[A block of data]
-- BEGIN --

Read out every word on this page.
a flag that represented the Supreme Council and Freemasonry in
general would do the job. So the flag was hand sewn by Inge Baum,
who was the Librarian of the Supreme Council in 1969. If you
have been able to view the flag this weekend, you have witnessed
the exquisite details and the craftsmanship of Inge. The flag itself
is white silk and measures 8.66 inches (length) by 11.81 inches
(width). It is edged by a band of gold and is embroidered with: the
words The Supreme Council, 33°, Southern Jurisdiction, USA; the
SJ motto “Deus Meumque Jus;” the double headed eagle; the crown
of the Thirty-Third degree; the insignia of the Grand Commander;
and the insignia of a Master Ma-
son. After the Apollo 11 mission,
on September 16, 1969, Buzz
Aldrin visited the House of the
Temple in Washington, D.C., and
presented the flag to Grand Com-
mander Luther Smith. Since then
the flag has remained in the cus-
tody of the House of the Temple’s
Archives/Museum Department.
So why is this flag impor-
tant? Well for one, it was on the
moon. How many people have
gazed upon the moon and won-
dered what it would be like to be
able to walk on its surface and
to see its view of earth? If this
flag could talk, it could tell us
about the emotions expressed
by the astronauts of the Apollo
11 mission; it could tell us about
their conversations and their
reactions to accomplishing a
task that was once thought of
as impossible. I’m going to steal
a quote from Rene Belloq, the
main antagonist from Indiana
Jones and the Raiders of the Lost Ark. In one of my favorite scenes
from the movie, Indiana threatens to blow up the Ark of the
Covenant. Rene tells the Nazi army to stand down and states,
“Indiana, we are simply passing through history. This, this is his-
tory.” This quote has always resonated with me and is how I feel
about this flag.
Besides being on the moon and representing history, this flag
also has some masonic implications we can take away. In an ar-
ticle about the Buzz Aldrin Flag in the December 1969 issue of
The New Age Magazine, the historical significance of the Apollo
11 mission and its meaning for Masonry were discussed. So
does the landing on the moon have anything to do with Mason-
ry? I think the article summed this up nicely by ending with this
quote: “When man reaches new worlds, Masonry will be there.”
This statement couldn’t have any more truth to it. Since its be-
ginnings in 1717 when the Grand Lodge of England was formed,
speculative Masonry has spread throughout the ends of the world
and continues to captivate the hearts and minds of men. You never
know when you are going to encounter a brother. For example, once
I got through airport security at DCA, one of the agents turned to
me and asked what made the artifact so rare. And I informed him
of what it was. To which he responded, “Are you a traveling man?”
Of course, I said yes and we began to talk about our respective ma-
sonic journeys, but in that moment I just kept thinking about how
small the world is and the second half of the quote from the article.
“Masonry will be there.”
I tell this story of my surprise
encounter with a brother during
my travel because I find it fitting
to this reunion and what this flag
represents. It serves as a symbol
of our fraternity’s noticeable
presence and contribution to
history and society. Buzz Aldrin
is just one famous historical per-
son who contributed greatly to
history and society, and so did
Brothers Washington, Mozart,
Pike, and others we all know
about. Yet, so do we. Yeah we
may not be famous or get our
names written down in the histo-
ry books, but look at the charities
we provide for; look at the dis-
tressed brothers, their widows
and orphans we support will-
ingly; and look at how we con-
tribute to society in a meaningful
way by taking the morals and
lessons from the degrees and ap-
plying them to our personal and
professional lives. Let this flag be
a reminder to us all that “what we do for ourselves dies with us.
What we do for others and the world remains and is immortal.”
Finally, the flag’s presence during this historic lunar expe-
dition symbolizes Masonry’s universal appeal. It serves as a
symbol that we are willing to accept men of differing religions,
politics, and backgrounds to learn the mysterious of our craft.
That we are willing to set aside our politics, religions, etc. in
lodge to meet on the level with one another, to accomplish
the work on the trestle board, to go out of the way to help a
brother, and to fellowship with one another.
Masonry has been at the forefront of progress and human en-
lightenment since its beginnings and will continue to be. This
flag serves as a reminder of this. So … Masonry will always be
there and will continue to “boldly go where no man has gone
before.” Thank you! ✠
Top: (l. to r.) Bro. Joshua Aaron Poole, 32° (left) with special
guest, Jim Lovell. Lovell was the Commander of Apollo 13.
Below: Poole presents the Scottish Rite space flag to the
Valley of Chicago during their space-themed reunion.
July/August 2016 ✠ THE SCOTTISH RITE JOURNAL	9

-- END --
-- BEGIN --

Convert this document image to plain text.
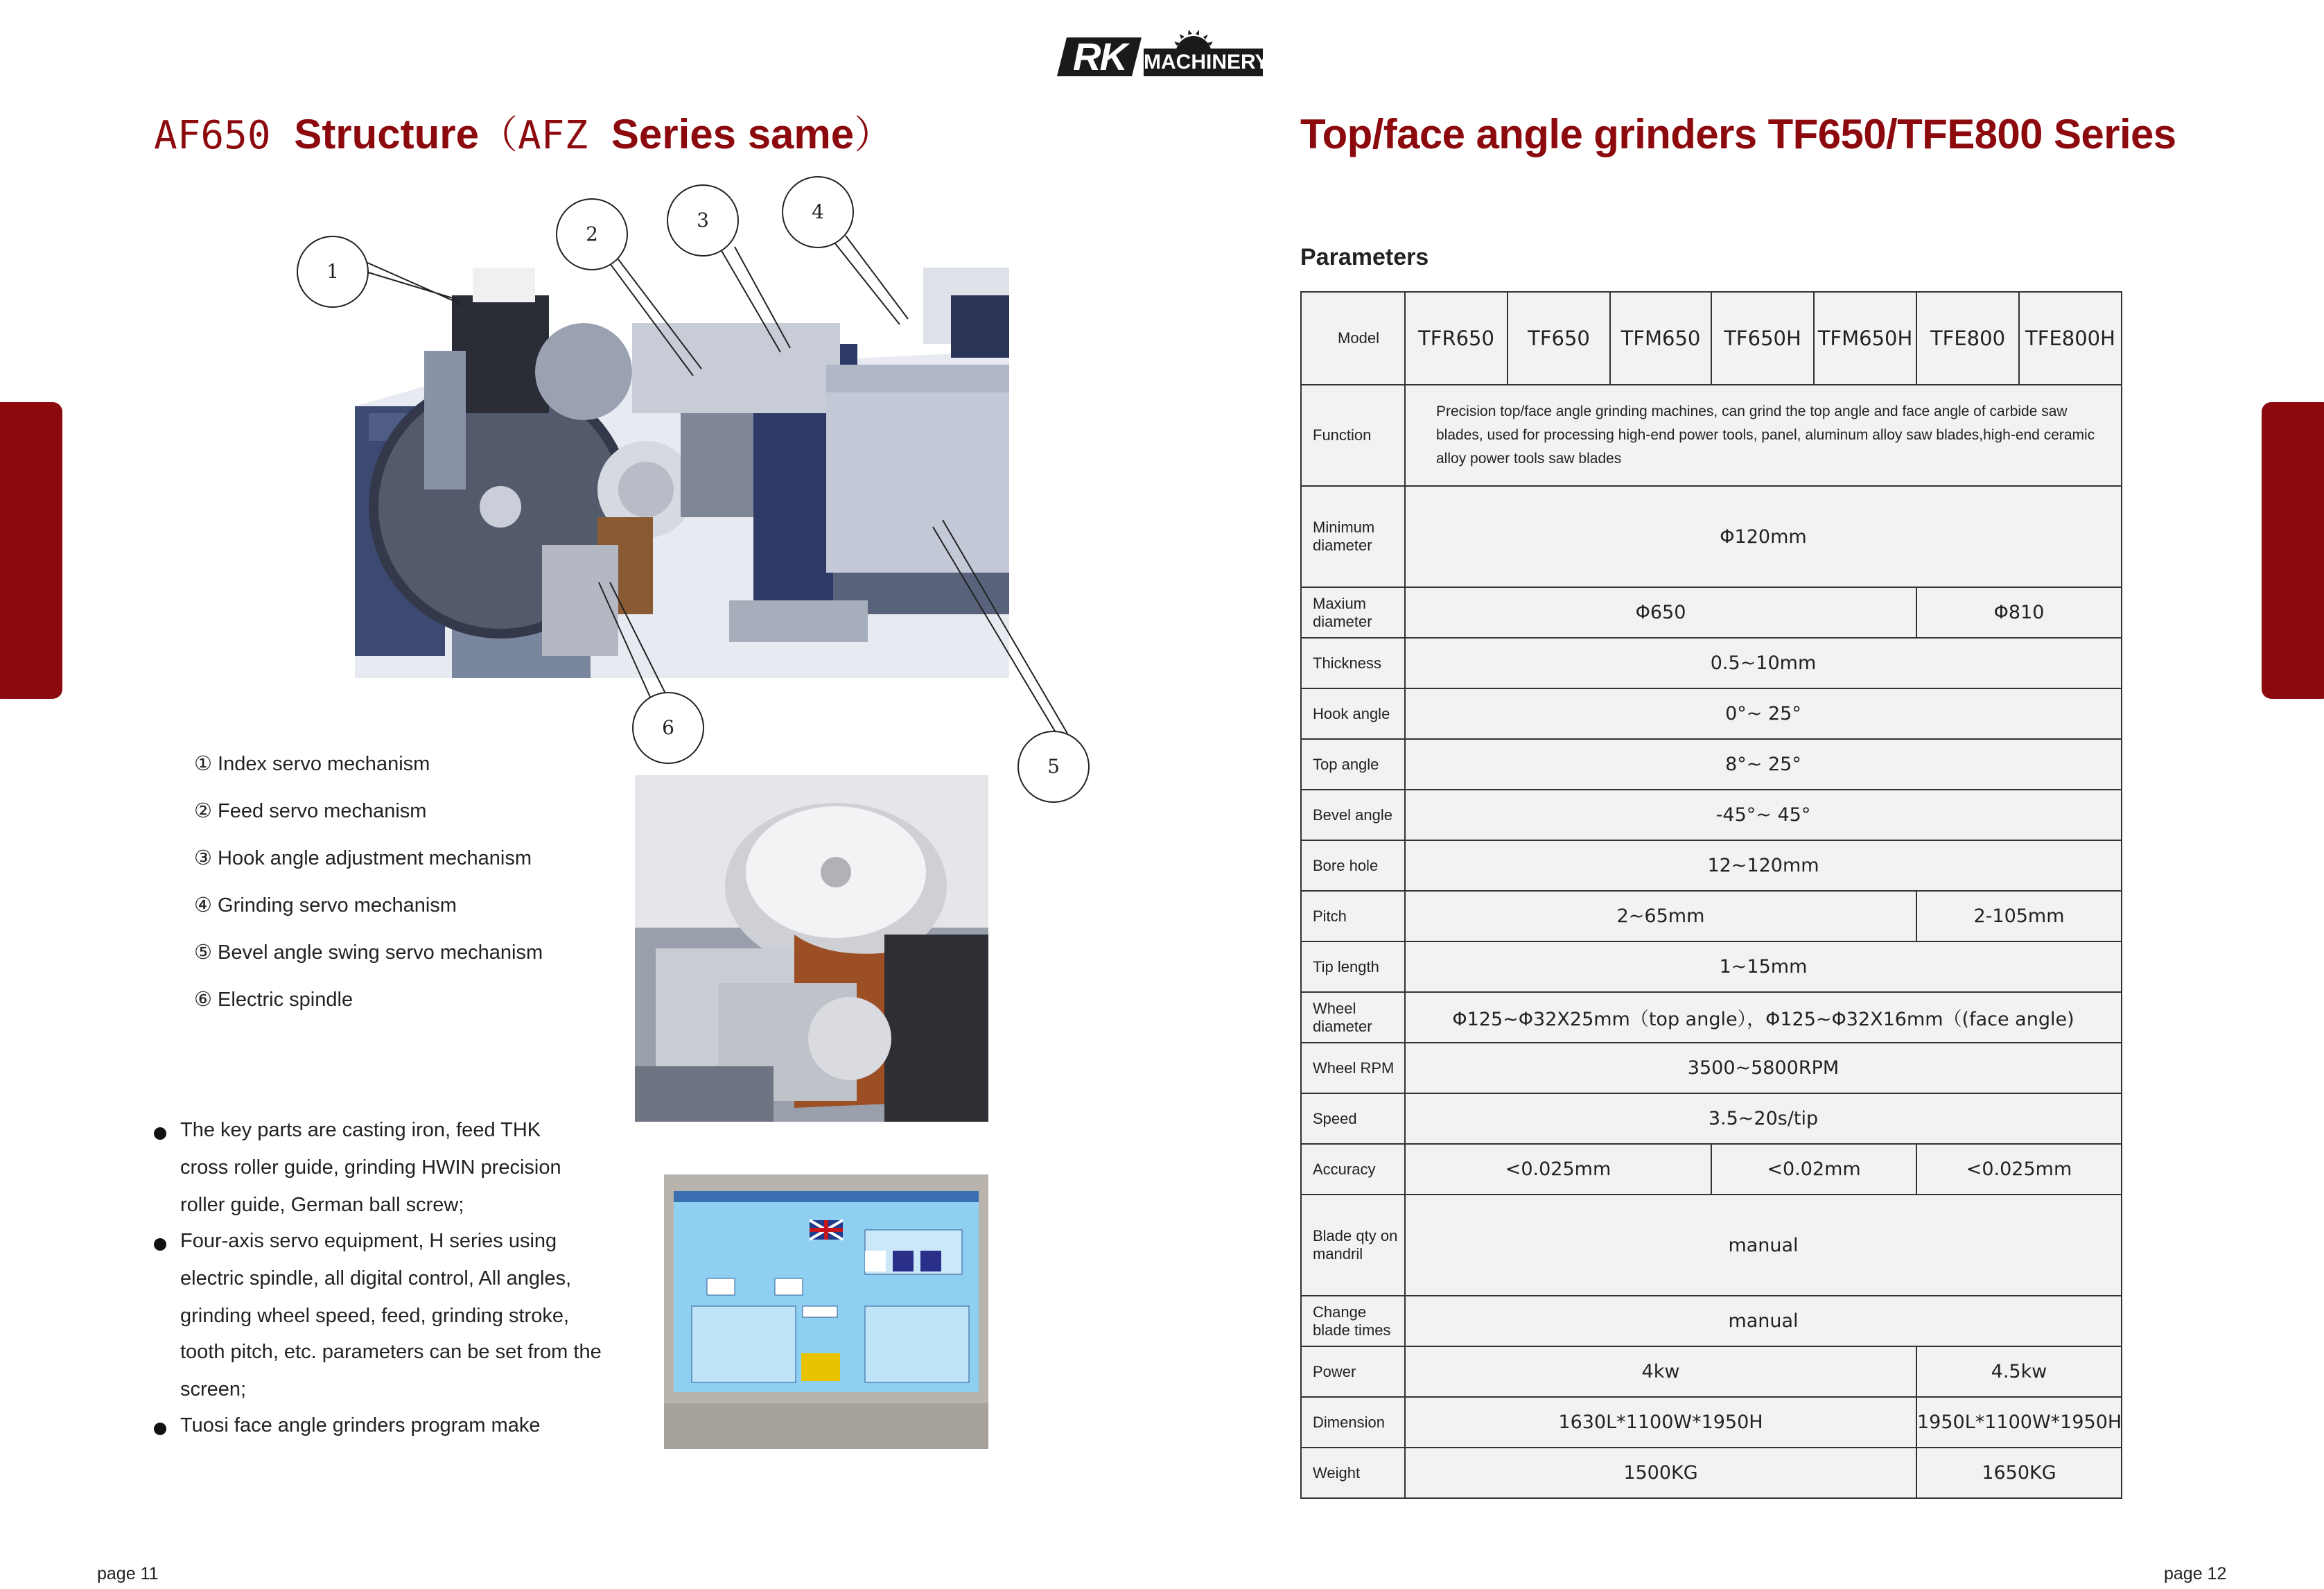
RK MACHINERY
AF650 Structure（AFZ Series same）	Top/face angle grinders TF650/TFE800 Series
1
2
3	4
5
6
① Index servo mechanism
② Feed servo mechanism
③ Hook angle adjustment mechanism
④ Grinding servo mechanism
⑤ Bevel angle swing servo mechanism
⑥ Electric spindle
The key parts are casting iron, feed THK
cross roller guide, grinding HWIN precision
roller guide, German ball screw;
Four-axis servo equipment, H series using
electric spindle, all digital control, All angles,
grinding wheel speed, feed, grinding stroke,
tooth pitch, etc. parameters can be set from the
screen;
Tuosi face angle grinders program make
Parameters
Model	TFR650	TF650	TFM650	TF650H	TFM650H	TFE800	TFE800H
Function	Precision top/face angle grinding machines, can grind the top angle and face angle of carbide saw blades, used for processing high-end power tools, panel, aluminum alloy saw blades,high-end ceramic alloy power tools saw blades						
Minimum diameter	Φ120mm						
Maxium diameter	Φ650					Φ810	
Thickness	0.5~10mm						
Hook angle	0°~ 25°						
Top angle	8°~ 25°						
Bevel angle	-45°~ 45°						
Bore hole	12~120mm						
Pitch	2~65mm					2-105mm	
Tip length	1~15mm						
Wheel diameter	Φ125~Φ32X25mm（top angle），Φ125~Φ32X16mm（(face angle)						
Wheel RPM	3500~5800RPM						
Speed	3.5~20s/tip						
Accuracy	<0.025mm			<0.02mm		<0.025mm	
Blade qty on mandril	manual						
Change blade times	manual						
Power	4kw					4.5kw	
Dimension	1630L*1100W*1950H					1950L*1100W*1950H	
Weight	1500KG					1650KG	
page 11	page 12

-- END --

The task: Find each line holding the string "Rene" and copy it out.

Task result:
a quote from Rene Belloq, the
Covenant. Rene tells the Nazi army to stand down and states,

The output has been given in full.